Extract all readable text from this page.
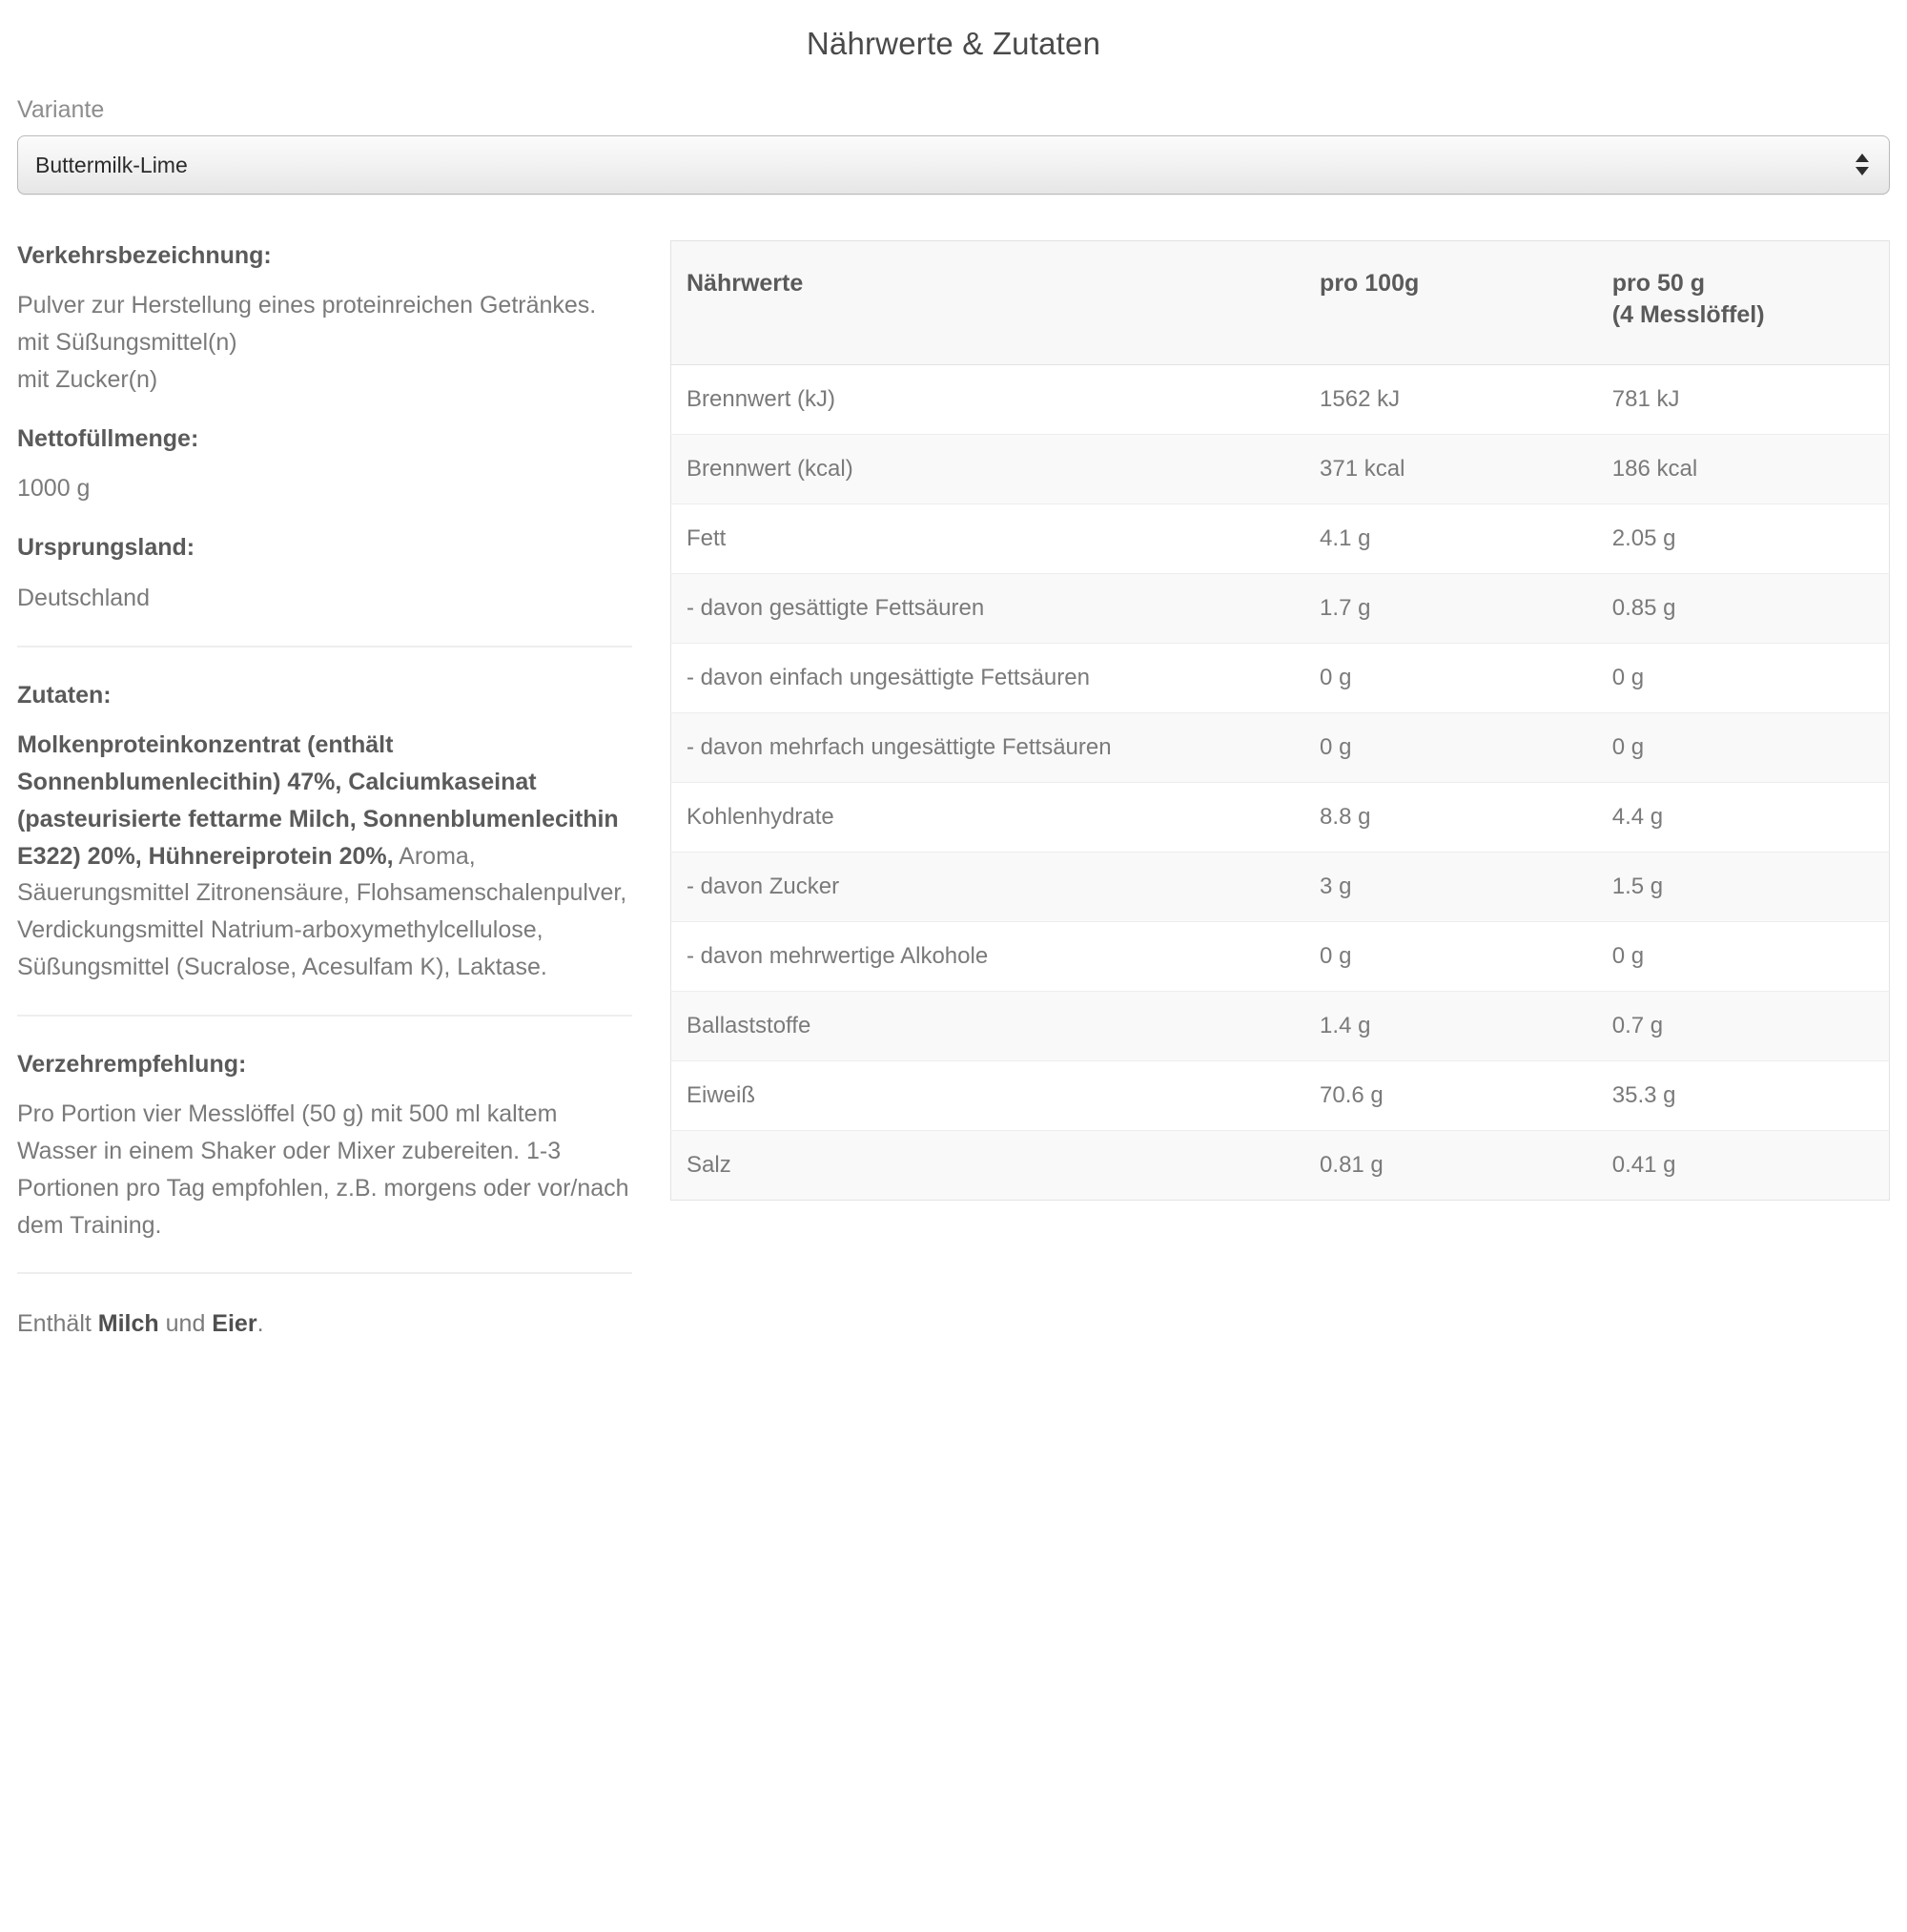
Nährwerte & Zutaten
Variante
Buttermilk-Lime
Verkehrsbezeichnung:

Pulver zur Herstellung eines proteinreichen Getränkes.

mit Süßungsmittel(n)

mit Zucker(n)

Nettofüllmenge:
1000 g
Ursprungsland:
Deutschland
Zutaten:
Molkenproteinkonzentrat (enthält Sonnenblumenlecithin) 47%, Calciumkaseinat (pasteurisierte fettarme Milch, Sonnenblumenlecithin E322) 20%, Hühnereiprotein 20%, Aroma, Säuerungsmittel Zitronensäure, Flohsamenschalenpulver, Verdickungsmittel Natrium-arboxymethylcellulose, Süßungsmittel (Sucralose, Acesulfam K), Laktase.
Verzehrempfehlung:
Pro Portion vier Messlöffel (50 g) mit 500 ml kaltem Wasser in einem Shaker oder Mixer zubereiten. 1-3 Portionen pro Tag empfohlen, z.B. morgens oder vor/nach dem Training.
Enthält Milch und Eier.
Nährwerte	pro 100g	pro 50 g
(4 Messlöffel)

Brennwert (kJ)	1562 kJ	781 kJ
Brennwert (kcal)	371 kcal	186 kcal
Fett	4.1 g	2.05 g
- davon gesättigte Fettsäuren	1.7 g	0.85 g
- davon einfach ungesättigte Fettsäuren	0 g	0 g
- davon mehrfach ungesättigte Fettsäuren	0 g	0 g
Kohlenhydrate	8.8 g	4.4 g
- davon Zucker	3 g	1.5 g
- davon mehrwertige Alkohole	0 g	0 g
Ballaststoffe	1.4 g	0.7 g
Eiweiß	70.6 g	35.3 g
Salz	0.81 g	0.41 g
_ _ _ _
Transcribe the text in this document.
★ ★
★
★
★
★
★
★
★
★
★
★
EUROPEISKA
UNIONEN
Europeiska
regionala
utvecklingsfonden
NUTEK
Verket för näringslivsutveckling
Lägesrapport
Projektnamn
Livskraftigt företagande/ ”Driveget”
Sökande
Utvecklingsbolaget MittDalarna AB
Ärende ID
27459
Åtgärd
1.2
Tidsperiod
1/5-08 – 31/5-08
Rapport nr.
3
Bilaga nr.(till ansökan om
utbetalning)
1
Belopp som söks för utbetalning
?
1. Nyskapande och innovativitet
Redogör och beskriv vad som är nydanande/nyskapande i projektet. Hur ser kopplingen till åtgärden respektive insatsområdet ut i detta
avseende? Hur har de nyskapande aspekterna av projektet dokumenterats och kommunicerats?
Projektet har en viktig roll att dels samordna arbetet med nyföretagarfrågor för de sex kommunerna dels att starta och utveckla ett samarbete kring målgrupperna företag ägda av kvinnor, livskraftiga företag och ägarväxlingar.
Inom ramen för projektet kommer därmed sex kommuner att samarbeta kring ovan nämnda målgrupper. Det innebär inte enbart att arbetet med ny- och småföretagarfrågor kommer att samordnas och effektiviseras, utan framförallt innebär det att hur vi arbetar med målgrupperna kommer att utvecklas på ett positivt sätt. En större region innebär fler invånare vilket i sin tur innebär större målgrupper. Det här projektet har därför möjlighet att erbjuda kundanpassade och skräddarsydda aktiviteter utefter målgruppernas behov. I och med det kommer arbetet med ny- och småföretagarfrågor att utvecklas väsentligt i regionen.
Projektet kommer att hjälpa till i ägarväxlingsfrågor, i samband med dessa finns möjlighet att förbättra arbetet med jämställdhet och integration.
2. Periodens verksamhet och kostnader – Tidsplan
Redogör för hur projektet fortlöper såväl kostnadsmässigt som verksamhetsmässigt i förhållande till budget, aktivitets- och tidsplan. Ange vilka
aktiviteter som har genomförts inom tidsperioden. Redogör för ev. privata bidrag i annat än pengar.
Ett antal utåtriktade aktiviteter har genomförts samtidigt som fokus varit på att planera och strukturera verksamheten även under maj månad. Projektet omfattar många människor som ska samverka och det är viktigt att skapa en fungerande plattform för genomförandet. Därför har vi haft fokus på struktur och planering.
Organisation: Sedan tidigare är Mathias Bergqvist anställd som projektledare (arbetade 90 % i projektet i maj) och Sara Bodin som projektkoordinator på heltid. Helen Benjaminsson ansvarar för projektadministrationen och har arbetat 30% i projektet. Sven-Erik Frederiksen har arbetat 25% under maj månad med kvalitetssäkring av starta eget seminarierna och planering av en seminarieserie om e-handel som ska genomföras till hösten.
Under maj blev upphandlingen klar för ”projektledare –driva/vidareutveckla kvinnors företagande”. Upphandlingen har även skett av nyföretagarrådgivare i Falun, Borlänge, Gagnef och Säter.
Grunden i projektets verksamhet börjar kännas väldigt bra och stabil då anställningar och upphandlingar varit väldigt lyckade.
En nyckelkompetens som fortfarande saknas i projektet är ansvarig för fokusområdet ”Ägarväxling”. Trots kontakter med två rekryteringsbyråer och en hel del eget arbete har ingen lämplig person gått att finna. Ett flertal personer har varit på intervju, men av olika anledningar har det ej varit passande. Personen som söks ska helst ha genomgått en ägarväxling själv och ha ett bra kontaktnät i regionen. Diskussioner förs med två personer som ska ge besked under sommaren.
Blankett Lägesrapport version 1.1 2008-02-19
_ _ _ _
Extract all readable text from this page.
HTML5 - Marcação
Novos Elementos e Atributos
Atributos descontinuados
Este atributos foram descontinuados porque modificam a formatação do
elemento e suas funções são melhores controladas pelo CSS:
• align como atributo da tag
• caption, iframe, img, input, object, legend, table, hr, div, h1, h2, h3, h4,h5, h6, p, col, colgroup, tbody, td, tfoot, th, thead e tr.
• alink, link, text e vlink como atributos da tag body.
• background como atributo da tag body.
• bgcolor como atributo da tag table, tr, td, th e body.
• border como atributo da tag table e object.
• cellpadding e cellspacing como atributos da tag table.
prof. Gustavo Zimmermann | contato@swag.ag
_ _ _ _
What is expected: How many lines in the entries above hold the string "descontinuados"? Answer with the number and nothing more.

Task answer: 2